Where a line contains the string "答在试题卷", copy that line.

***

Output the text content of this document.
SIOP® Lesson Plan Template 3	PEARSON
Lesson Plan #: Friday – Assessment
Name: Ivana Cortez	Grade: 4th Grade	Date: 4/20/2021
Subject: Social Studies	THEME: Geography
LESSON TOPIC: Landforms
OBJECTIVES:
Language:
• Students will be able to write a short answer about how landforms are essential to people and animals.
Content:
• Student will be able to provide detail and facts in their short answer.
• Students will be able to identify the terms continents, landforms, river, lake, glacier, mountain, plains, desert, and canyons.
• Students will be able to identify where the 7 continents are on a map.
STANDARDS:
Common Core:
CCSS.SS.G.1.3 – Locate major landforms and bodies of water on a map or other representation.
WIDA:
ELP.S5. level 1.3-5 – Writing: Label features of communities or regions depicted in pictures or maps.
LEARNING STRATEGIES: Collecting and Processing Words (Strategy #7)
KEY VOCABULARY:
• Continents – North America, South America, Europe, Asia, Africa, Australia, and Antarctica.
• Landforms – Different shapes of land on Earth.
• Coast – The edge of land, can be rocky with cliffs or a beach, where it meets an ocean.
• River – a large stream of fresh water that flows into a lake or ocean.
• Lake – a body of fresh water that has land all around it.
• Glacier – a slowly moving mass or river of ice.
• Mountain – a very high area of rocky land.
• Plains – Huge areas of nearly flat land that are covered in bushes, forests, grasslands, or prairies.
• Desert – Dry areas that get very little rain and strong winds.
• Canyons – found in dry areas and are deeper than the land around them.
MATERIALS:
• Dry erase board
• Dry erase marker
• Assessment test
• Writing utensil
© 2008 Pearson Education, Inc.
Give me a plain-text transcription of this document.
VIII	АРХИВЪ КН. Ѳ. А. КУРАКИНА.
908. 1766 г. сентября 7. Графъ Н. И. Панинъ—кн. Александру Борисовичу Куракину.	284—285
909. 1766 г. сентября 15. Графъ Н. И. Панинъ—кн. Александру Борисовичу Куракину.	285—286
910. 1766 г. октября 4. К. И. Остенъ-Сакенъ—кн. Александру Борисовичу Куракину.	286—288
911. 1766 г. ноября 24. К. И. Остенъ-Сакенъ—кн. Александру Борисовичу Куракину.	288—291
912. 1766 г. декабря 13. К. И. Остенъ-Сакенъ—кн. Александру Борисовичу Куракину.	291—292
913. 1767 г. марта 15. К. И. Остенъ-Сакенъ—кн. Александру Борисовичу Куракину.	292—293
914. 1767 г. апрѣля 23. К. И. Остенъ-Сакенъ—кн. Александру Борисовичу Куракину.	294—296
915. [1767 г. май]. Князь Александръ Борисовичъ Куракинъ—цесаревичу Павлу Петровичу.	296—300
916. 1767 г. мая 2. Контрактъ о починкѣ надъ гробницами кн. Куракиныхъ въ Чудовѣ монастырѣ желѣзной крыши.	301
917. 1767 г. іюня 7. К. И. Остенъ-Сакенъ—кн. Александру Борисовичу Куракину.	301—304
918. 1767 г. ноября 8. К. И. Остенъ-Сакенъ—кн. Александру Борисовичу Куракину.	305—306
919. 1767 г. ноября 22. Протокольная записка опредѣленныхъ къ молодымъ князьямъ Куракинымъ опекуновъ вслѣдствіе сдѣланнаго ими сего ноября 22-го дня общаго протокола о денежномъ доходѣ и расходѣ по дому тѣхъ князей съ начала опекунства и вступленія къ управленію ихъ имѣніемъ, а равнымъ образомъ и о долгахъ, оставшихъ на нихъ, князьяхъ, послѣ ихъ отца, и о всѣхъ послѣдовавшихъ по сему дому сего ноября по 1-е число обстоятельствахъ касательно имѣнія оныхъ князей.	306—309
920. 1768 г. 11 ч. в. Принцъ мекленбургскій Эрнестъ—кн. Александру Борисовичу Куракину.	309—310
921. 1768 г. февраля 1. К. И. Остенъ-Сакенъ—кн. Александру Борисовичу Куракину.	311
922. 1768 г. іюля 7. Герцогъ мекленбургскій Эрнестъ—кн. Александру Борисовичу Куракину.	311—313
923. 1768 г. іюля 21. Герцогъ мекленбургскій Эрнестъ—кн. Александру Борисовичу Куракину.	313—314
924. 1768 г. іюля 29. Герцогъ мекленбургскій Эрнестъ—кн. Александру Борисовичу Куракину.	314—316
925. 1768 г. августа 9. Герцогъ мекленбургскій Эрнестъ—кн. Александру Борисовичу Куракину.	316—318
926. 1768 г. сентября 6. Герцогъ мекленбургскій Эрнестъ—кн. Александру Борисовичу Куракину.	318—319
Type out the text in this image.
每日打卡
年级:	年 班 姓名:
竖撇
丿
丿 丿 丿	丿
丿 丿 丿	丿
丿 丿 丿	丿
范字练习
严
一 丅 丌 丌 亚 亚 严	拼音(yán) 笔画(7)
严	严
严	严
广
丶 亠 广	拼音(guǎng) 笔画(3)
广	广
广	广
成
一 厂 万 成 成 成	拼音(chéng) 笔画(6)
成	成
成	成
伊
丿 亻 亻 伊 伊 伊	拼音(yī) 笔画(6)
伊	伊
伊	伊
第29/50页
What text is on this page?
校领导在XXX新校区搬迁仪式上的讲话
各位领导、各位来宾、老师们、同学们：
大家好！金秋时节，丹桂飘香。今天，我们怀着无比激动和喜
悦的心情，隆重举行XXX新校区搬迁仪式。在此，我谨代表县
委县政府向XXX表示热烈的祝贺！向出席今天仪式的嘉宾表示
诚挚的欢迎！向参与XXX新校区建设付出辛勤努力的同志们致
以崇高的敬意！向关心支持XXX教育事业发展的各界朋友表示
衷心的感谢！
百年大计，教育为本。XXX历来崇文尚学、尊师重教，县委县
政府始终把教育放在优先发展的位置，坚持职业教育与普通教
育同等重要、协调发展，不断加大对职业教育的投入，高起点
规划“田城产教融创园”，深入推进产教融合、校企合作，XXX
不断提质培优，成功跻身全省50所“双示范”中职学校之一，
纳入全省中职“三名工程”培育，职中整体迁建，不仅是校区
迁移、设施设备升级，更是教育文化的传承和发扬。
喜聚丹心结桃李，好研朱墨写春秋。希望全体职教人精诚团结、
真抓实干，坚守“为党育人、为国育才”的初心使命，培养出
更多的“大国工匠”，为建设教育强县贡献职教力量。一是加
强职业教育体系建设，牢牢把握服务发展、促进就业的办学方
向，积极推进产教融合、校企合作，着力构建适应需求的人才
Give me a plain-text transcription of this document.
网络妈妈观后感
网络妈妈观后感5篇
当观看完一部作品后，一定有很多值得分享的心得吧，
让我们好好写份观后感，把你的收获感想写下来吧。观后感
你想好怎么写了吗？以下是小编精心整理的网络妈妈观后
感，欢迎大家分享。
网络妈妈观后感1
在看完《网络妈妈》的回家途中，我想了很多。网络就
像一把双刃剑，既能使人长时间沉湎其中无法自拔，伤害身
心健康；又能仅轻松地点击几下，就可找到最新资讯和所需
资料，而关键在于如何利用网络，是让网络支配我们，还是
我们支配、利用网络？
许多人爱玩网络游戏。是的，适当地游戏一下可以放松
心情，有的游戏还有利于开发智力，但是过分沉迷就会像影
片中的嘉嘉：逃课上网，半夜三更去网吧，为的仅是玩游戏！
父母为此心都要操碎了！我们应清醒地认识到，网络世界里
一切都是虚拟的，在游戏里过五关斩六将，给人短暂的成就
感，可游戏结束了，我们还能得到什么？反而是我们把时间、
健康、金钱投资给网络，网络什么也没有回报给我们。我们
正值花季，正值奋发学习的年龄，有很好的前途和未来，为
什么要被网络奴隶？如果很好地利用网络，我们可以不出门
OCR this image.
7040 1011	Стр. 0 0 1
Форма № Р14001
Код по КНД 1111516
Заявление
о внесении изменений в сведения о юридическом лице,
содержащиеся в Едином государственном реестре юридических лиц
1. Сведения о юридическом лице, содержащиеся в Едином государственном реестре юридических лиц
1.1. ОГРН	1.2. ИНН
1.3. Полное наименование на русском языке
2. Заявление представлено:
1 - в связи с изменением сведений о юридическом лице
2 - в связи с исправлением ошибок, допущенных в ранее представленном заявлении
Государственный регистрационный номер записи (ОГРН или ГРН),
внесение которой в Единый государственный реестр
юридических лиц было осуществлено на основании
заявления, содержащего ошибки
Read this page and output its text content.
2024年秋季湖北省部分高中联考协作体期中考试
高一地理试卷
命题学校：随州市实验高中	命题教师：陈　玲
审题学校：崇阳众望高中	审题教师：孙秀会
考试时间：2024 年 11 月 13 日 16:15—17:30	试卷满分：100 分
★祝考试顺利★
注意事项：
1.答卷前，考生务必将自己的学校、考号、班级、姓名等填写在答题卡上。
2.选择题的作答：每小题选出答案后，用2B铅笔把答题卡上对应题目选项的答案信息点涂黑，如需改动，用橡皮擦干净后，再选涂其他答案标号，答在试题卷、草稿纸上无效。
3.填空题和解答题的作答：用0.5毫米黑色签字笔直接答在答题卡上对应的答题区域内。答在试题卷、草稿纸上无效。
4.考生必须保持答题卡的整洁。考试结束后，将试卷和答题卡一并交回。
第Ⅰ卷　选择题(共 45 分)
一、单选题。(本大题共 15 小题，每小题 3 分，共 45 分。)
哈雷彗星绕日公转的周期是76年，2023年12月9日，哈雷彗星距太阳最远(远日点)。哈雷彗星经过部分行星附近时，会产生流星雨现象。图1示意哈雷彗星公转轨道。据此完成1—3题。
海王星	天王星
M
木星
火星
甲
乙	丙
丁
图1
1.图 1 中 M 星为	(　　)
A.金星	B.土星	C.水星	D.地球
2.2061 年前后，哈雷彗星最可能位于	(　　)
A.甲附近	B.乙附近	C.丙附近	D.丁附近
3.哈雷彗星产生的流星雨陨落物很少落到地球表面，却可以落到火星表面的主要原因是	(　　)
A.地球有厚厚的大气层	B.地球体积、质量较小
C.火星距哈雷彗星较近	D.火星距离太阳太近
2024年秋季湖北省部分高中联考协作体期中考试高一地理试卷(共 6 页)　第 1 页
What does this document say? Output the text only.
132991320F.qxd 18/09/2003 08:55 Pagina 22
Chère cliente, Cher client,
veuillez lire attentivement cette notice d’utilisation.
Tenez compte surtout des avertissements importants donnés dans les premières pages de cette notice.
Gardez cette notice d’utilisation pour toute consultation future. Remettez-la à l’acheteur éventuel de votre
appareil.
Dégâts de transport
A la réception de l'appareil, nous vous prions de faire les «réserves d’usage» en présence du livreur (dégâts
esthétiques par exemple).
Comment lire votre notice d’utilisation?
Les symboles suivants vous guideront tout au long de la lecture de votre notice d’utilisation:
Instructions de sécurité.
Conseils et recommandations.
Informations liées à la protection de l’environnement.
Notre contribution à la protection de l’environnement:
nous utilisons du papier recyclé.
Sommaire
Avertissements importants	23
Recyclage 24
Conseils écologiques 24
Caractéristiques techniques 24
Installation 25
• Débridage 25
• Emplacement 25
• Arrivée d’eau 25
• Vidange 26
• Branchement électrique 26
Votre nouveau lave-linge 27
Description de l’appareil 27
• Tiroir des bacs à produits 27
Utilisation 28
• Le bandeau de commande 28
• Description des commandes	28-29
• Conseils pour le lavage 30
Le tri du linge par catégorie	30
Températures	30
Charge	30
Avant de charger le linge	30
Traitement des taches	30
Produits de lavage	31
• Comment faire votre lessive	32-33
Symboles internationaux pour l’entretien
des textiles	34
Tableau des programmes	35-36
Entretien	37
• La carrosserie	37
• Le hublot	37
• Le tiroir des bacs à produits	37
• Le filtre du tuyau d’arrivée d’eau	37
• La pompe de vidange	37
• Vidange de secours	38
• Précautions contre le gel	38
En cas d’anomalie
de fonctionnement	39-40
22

***

▶ Output below:
2.选择题的作答：每小题选出答案后，用2B铅笔把答题卡上对应题目选项的答案信息点涂黑，如需改动，用橡皮擦干净后，再选涂其他答案标号，答在试题卷、草稿纸上无效。
3.填空题和解答题的作答：用0.5毫米黑色签字笔直接答在答题卡上对应的答题区域内。答在试题卷、草稿纸上无效。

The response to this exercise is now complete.